BEGIN Material shown

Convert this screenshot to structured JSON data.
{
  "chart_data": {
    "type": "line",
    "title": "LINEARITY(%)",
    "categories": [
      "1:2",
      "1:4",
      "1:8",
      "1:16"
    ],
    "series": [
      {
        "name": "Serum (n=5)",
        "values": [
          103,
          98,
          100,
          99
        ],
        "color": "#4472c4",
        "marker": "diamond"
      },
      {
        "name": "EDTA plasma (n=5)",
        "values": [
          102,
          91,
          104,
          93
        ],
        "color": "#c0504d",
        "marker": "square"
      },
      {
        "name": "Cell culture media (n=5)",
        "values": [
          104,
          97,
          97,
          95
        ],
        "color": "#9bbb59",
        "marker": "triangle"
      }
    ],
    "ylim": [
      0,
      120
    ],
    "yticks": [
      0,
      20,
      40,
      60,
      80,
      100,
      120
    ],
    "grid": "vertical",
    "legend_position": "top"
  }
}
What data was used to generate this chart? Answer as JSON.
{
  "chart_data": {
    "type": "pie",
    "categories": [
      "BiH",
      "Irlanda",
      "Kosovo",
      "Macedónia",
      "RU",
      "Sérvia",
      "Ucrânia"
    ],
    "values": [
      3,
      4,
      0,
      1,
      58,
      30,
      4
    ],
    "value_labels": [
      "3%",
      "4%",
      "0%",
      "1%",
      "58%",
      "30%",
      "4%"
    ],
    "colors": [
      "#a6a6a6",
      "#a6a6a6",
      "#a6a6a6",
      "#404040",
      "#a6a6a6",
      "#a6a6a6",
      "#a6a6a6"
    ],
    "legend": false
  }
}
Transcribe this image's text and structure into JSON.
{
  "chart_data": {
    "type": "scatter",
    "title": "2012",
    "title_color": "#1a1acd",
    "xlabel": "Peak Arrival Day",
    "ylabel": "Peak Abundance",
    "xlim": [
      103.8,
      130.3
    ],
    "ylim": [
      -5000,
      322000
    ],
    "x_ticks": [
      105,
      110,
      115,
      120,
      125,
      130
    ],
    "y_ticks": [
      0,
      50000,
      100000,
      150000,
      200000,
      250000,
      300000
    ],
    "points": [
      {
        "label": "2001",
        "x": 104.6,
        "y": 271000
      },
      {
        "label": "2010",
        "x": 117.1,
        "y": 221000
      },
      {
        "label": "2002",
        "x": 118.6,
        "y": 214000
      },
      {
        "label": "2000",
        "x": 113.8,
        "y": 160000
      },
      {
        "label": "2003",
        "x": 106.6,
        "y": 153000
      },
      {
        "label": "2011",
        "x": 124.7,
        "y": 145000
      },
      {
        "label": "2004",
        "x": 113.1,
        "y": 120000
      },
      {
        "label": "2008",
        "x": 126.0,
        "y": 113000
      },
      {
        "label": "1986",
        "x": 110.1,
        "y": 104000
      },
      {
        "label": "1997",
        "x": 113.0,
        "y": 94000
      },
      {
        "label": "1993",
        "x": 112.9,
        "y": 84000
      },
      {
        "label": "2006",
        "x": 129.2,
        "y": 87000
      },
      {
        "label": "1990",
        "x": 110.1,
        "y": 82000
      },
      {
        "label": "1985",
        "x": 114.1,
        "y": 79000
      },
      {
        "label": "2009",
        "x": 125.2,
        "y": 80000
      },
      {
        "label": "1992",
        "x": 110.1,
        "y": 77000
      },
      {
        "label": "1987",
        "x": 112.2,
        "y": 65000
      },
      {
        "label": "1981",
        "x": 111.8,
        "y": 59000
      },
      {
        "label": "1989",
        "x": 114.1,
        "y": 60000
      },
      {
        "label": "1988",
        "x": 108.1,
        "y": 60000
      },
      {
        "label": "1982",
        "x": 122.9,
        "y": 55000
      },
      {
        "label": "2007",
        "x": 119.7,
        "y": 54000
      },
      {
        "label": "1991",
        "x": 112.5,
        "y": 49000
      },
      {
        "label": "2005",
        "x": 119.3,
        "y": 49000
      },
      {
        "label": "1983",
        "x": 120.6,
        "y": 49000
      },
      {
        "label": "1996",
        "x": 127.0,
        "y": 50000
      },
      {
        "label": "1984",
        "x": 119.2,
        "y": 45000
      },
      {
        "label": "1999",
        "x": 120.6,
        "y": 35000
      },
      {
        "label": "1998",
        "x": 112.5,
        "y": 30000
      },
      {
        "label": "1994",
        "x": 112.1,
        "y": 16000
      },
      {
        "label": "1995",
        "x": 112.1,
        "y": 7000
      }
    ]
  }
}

END Material shown

Task instructions: Restate the data above word for word.

Solved exercise:
Convert this screenshot to structured JSON data.
{
  "chart_data": {
    "type": "line",
    "title": "LINEARITY(%)",
    "categories": [
      "1:2",
      "1:4",
      "1:8",
      "1:16"
    ],
    "series": [
      {
        "name": "Serum (n=5)",
        "values": [
          103,
          98,
          100,
          99
        ],
        "color": "#4472c4",
        "marker": "diamond"
      },
      {
        "name": "EDTA plasma (n=5)",
        "values": [
          102,
          91,
          104,
          93
        ],
        "color": "#c0504d",
        "marker": "square"
      },
      {
        "name": "Cell culture media (n=5)",
        "values": [
          104,
          97,
          97,
          95
        ],
        "color": "#9bbb59",
        "marker": "triangle"
      }
    ],
    "ylim": [
      0,
      120
    ],
    "yticks": [
      0,
      20,
      40,
      60,
      80,
      100,
      120
    ],
    "grid": "vertical",
    "legend_position": "top"
  }
}
What data was used to generate this chart? Answer as JSON.
{
  "chart_data": {
    "type": "pie",
    "categories": [
      "BiH",
      "Irlanda",
      "Kosovo",
      "Macedónia",
      "RU",
      "Sérvia",
      "Ucrânia"
    ],
    "values": [
      3,
      4,
      0,
      1,
      58,
      30,
      4
    ],
    "value_labels": [
      "3%",
      "4%",
      "0%",
      "1%",
      "58%",
      "30%",
      "4%"
    ],
    "colors": [
      "#a6a6a6",
      "#a6a6a6",
      "#a6a6a6",
      "#404040",
      "#a6a6a6",
      "#a6a6a6",
      "#a6a6a6"
    ],
    "legend": false
  }
}
Transcribe this image's text and structure into JSON.
{
  "chart_data": {
    "type": "scatter",
    "title": "2012",
    "title_color": "#1a1acd",
    "xlabel": "Peak Arrival Day",
    "ylabel": "Peak Abundance",
    "xlim": [
      103.8,
      130.3
    ],
    "ylim": [
      -5000,
      322000
    ],
    "x_ticks": [
      105,
      110,
      115,
      120,
      125,
      130
    ],
    "y_ticks": [
      0,
      50000,
      100000,
      150000,
      200000,
      250000,
      300000
    ],
    "points": [
      {
        "label": "2001",
        "x": 104.6,
        "y": 271000
      },
      {
        "label": "2010",
        "x": 117.1,
        "y": 221000
      },
      {
        "label": "2002",
        "x": 118.6,
        "y": 214000
      },
      {
        "label": "2000",
        "x": 113.8,
        "y": 160000
      },
      {
        "label": "2003",
        "x": 106.6,
        "y": 153000
      },
      {
        "label": "2011",
        "x": 124.7,
        "y": 145000
      },
      {
        "label": "2004",
        "x": 113.1,
        "y": 120000
      },
      {
        "label": "2008",
        "x": 126.0,
        "y": 113000
      },
      {
        "label": "1986",
        "x": 110.1,
        "y": 104000
      },
      {
        "label": "1997",
        "x": 113.0,
        "y": 94000
      },
      {
        "label": "1993",
        "x": 112.9,
        "y": 84000
      },
      {
        "label": "2006",
        "x": 129.2,
        "y": 87000
      },
      {
        "label": "1990",
        "x": 110.1,
        "y": 82000
      },
      {
        "label": "1985",
        "x": 114.1,
        "y": 79000
      },
      {
        "label": "2009",
        "x": 125.2,
        "y": 80000
      },
      {
        "label": "1992",
        "x": 110.1,
        "y": 77000
      },
      {
        "label": "1987",
        "x": 112.2,
        "y": 65000
      },
      {
        "label": "1981",
        "x": 111.8,
        "y": 59000
      },
      {
        "label": "1989",
        "x": 114.1,
        "y": 60000
      },
      {
        "label": "1988",
        "x": 108.1,
        "y": 60000
      },
      {
        "label": "1982",
        "x": 122.9,
        "y": 55000
      },
      {
        "label": "2007",
        "x": 119.7,
        "y": 54000
      },
      {
        "label": "1991",
        "x": 112.5,
        "y": 49000
      },
      {
        "label": "2005",
        "x": 119.3,
        "y": 49000
      },
      {
        "label": "1983",
        "x": 120.6,
        "y": 49000
      },
      {
        "label": "1996",
        "x": 127.0,
        "y": 50000
      },
      {
        "label": "1984",
        "x": 119.2,
        "y": 45000
      },
      {
        "label": "1999",
        "x": 120.6,
        "y": 35000
      },
      {
        "label": "1998",
        "x": 112.5,
        "y": 30000
      },
      {
        "label": "1994",
        "x": 112.1,
        "y": 16000
      },
      {
        "label": "1995",
        "x": 112.1,
        "y": 7000
      }
    ]
  }
}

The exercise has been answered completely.